* Exercise description *
Return each line of the data below exactly, omitting any pictures.

=== Data for this exercise ===

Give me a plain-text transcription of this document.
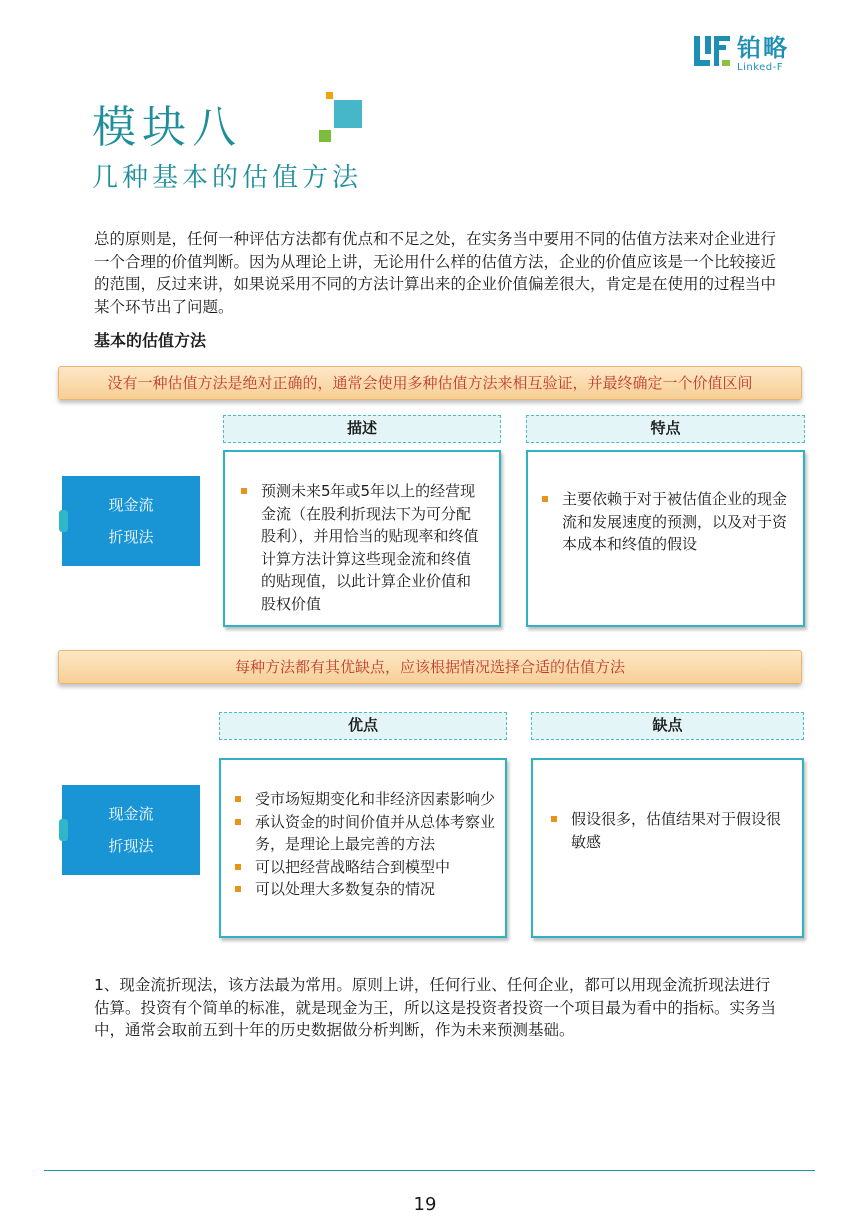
铂略
Linked-F
模块八
几种基本的估值方法
总的原则是，任何一种评估方法都有优点和不足之处，在实务当中要用不同的估值方法来对企业进行一个合理的价值判断。因为从理论上讲，无论用什么样的估值方法，企业的价值应该是一个比较接近的范围，反过来讲，如果说采用不同的方法计算出来的企业价值偏差很大，肯定是在使用的过程当中某个环节出了问题。
基本的估值方法
没有一种估值方法是绝对正确的，通常会使用多种估值方法来相互验证，并最终确定一个价值区间
描述	特点
现金流
折现法
预测未来5年或5年以上的经营现金流（在股利折现法下为可分配股利），并用恰当的贴现率和终值计算方法计算这些现金流和终值的贴现值，以此计算企业价值和股权价值
主要依赖于对于被估值企业的现金流和发展速度的预测，以及对于资本成本和终值的假设
每种方法都有其优缺点，应该根据情况选择合适的估值方法
优点	缺点
现金流
折现法
受市场短期变化和非经济因素影响少
承认资金的时间价值并从总体考察业务，是理论上最完善的方法
可以把经营战略结合到模型中
可以处理大多数复杂的情况
假设很多，估值结果对于假设很敏感
1、现金流折现法，该方法最为常用。原则上讲，任何行业、任何企业，都可以用现金流折现法进行估算。投资有个简单的标准，就是现金为王，所以这是投资者投资一个项目最为看中的指标。实务当中，通常会取前五到十年的历史数据做分析判断，作为未来预测基础。
19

===

* Complete answer *
Give me a plain-text transcription of this document.
铂略
Linked-F
模块八
几种基本的估值方法
总的原则是，任何一种评估方法都有优点和不足之处，在实务当中要用不同的估值方法来对企业进行一个合理的价值判断。因为从理论上讲，无论用什么样的估值方法，企业的价值应该是一个比较接近的范围，反过来讲，如果说采用不同的方法计算出来的企业价值偏差很大，肯定是在使用的过程当中某个环节出了问题。
基本的估值方法
没有一种估值方法是绝对正确的，通常会使用多种估值方法来相互验证，并最终确定一个价值区间
描述	特点
现金流
折现法
预测未来5年或5年以上的经营现金流（在股利折现法下为可分配股利），并用恰当的贴现率和终值计算方法计算这些现金流和终值的贴现值，以此计算企业价值和股权价值
主要依赖于对于被估值企业的现金流和发展速度的预测，以及对于资本成本和终值的假设
每种方法都有其优缺点，应该根据情况选择合适的估值方法
优点	缺点
现金流
折现法
受市场短期变化和非经济因素影响少
承认资金的时间价值并从总体考察业务，是理论上最完善的方法
可以把经营战略结合到模型中
可以处理大多数复杂的情况
假设很多，估值结果对于假设很敏感
1、现金流折现法，该方法最为常用。原则上讲，任何行业、任何企业，都可以用现金流折现法进行估算。投资有个简单的标准，就是现金为王，所以这是投资者投资一个项目最为看中的指标。实务当中，通常会取前五到十年的历史数据做分析判断，作为未来预测基础。
19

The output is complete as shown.